* **Required work**:
Show all lines of the listing that hold the word "Ingeniørvæsenet".

* * * *

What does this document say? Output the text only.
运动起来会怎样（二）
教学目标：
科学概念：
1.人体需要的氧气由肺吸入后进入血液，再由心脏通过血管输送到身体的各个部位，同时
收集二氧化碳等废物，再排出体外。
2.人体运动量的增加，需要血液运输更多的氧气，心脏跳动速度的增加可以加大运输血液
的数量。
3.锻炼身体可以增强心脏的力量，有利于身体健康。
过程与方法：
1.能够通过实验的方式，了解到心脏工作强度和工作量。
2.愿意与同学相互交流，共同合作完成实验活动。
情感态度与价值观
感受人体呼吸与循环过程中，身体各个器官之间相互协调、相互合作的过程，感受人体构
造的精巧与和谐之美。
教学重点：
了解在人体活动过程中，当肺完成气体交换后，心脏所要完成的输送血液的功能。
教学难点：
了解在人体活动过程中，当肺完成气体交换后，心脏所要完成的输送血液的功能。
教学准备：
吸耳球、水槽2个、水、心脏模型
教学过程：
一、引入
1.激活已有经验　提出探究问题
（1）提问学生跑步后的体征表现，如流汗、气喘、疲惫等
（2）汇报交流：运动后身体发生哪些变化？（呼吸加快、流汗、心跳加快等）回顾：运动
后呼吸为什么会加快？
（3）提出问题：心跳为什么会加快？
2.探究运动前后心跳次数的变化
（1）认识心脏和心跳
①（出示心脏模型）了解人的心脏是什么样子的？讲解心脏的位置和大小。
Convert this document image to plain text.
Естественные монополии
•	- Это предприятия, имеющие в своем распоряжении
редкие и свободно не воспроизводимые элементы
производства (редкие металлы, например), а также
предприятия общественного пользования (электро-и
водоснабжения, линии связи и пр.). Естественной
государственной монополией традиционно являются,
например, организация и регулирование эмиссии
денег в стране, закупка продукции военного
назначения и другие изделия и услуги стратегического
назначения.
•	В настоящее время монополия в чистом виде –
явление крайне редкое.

* * * *

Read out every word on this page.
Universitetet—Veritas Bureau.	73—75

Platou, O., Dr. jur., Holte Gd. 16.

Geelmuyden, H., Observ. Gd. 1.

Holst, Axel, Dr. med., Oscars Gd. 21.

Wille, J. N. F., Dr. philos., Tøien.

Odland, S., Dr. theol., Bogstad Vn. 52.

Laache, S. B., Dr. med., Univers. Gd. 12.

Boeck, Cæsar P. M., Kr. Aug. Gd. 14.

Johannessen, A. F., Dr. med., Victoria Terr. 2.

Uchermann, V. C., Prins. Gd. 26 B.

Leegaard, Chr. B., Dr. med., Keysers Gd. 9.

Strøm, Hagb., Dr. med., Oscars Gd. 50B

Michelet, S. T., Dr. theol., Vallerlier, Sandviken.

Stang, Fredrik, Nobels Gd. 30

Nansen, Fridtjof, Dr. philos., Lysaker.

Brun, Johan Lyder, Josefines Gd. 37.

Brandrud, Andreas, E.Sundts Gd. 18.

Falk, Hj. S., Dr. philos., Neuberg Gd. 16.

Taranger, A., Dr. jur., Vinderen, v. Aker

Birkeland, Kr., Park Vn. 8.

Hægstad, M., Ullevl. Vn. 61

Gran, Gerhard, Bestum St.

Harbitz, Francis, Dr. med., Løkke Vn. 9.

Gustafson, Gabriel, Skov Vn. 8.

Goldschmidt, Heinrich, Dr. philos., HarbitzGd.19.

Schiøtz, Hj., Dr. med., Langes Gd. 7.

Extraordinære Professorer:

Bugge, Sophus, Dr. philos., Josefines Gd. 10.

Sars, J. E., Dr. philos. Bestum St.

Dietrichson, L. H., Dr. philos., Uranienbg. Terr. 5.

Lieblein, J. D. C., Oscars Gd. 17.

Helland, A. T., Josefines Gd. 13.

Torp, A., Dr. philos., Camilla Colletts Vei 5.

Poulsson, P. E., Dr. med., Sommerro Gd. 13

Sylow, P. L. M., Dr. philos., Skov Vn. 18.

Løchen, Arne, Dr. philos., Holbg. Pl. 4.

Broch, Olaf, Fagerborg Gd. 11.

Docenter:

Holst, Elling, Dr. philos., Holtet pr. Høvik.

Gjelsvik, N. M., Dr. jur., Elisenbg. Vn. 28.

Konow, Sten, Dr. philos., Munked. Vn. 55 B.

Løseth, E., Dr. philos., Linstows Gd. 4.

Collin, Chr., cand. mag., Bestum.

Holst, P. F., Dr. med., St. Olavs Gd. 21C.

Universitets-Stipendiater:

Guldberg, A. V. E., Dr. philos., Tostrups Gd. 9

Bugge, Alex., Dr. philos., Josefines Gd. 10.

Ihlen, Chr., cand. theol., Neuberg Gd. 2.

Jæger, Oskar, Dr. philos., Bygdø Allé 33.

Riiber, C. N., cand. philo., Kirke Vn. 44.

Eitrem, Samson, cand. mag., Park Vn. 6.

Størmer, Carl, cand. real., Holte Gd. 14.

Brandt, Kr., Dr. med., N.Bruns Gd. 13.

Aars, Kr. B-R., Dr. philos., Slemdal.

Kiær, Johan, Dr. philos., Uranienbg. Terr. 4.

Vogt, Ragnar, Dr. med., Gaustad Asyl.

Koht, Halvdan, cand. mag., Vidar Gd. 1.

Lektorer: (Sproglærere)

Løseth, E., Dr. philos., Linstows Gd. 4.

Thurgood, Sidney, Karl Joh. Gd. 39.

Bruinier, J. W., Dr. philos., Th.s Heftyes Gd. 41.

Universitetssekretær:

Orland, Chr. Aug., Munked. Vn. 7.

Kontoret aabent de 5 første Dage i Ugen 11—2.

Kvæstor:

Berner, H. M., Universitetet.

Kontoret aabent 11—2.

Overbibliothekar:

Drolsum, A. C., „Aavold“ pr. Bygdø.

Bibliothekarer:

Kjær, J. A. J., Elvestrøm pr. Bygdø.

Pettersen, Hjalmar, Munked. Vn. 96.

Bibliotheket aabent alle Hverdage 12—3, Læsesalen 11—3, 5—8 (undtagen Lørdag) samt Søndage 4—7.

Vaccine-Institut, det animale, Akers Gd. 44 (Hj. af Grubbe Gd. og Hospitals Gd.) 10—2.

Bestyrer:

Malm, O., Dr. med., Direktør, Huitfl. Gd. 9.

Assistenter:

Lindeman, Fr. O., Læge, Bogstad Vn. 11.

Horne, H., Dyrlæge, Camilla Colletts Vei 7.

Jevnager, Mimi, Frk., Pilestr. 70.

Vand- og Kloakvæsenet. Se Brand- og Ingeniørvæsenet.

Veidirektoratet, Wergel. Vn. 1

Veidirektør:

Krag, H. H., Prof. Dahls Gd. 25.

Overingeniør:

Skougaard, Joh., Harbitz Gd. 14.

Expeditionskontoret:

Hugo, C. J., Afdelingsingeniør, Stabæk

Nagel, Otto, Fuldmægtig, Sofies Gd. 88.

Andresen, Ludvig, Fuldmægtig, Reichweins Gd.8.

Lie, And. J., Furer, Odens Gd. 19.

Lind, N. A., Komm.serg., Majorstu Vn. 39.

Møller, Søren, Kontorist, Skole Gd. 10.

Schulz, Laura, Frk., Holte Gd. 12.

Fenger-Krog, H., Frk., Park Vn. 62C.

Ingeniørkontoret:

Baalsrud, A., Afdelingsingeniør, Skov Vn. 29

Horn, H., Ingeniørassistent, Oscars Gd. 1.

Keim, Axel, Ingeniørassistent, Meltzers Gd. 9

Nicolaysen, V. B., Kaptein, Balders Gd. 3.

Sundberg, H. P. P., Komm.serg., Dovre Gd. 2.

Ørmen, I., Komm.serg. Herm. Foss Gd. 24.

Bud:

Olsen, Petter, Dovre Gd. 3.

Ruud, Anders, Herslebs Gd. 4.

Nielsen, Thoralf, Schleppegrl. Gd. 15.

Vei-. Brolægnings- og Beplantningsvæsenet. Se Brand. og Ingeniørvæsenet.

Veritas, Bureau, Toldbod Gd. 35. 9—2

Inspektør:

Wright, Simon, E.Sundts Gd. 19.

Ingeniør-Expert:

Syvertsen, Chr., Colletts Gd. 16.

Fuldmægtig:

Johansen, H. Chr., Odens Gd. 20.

* * * *

* **Full response**:
Vand- og Kloakvæsenet. Se Brand- og Ingeniørvæsenet.
Vei-. Brolægnings- og Beplantningsvæsenet. Se Brand. og Ingeniørvæsenet.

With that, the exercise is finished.